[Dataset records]
============
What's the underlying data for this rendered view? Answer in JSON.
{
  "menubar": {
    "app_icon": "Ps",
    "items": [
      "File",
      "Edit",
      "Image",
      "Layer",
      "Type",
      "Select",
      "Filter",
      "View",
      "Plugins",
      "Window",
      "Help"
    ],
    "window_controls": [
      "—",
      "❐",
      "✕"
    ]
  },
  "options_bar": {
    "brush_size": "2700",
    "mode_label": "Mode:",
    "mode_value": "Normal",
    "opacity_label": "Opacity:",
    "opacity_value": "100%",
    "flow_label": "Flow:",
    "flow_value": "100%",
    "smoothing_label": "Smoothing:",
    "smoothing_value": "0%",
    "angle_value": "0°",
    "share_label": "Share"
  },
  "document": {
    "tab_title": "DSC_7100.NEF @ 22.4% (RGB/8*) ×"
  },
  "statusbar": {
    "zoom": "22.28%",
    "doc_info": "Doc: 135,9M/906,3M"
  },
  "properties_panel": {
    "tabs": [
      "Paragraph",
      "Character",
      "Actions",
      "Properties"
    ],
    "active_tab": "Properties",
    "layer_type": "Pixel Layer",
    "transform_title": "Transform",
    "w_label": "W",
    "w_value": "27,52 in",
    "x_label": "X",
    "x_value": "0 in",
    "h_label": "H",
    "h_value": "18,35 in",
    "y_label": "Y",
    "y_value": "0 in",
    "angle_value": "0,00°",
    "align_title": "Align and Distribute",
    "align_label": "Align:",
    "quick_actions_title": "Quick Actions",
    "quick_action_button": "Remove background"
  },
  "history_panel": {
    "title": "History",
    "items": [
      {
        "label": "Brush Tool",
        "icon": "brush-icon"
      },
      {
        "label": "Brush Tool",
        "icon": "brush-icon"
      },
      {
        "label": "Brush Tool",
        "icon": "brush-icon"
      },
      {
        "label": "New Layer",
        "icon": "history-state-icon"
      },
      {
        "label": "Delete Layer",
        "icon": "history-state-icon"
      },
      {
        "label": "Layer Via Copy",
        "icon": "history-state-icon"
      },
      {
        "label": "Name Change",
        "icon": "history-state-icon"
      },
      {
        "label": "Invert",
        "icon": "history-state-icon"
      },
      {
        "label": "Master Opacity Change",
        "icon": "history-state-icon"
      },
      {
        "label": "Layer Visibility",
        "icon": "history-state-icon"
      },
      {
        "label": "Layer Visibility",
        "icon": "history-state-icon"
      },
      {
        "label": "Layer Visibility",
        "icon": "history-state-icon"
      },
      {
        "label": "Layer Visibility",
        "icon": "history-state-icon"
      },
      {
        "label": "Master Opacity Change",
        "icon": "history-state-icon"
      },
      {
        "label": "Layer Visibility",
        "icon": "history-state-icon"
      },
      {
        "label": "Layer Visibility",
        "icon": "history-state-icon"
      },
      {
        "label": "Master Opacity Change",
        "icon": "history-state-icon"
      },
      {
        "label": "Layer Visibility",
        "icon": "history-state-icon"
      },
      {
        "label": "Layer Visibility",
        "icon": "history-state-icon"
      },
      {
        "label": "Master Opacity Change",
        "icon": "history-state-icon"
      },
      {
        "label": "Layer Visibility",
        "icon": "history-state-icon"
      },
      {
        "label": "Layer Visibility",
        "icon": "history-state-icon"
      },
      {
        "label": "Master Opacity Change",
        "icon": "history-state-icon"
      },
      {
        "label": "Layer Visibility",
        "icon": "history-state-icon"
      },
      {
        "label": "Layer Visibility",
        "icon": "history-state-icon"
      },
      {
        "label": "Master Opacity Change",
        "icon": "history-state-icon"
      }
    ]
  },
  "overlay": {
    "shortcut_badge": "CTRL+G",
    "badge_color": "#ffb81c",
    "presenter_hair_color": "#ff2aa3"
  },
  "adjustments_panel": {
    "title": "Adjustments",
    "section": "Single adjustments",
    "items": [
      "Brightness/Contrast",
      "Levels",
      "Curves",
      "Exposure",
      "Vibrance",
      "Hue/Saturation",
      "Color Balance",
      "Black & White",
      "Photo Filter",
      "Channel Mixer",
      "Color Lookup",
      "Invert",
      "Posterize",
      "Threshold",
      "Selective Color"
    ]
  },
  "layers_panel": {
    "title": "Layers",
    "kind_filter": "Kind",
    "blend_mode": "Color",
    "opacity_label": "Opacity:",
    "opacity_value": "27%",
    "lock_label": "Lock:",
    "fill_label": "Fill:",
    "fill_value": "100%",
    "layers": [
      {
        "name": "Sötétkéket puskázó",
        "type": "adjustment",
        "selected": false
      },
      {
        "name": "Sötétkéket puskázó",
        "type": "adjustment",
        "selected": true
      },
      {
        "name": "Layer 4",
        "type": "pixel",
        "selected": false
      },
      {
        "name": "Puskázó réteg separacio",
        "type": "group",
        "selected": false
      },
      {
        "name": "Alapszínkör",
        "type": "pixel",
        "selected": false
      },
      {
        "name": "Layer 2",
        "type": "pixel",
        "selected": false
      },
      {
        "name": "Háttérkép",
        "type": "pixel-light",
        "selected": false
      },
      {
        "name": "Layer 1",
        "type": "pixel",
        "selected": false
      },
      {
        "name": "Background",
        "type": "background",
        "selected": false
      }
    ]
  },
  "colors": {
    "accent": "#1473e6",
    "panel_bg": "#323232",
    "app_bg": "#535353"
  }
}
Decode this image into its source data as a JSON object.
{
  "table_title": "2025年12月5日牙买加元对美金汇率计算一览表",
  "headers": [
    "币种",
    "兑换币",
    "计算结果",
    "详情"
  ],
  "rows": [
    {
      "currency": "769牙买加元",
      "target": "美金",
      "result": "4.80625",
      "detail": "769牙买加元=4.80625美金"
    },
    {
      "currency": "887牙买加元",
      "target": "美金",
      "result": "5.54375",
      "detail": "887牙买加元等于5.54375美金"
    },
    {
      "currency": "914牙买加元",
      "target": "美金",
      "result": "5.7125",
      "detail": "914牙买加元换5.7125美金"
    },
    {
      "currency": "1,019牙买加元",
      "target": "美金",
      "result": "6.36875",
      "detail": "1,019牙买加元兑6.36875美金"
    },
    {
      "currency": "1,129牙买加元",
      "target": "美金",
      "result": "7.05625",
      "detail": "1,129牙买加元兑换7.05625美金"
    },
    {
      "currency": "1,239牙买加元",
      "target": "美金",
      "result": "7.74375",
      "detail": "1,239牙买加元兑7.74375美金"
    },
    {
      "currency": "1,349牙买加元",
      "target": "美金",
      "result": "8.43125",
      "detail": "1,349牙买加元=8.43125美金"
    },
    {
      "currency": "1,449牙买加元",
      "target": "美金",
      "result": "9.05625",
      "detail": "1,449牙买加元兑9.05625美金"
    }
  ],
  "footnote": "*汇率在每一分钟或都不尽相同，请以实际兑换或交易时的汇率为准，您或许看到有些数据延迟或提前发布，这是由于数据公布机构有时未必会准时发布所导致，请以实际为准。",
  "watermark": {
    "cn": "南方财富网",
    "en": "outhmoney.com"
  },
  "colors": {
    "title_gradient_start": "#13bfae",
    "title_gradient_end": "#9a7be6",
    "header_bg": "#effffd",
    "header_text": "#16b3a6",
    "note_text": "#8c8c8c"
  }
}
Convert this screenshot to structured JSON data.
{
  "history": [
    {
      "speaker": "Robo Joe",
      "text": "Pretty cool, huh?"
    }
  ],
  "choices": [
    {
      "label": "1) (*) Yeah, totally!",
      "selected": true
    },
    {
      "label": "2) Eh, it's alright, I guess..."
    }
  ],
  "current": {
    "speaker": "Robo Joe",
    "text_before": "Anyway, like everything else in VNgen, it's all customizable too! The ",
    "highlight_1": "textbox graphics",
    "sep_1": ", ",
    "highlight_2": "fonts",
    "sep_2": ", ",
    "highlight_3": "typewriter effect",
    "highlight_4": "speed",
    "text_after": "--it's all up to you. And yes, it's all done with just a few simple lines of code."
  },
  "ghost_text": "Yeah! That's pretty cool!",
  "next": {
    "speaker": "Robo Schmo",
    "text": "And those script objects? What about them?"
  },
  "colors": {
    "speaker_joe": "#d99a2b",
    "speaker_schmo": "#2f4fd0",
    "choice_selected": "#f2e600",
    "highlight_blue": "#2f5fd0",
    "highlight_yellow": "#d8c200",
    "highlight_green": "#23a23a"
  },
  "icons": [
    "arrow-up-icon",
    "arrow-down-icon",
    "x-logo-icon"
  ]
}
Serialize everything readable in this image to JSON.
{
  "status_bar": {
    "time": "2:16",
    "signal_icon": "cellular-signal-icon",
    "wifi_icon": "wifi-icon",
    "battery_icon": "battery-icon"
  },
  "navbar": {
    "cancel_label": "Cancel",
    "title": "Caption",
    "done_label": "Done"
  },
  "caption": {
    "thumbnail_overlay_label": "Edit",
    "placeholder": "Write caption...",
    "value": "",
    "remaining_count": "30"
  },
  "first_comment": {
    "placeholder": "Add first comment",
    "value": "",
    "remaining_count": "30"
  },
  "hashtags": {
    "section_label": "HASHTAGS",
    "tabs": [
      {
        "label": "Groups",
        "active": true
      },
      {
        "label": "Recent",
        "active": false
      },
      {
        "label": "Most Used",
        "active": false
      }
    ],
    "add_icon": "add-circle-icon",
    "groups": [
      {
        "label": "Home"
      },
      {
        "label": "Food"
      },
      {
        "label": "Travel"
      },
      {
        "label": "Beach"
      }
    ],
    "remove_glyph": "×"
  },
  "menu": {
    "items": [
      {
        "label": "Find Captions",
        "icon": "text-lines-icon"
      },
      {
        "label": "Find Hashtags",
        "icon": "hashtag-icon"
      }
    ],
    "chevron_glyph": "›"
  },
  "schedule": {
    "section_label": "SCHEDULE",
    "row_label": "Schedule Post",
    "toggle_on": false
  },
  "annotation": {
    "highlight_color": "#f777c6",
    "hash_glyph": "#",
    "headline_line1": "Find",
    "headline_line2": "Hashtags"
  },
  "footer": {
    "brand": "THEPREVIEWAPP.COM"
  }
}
============
* Your instructions *
Scan the material for lines with the word "Robo", and copy each line you find.

* Response to the task *
      "speaker": "Robo Joe",
    "speaker": "Robo Joe",
    "speaker": "Robo Schmo",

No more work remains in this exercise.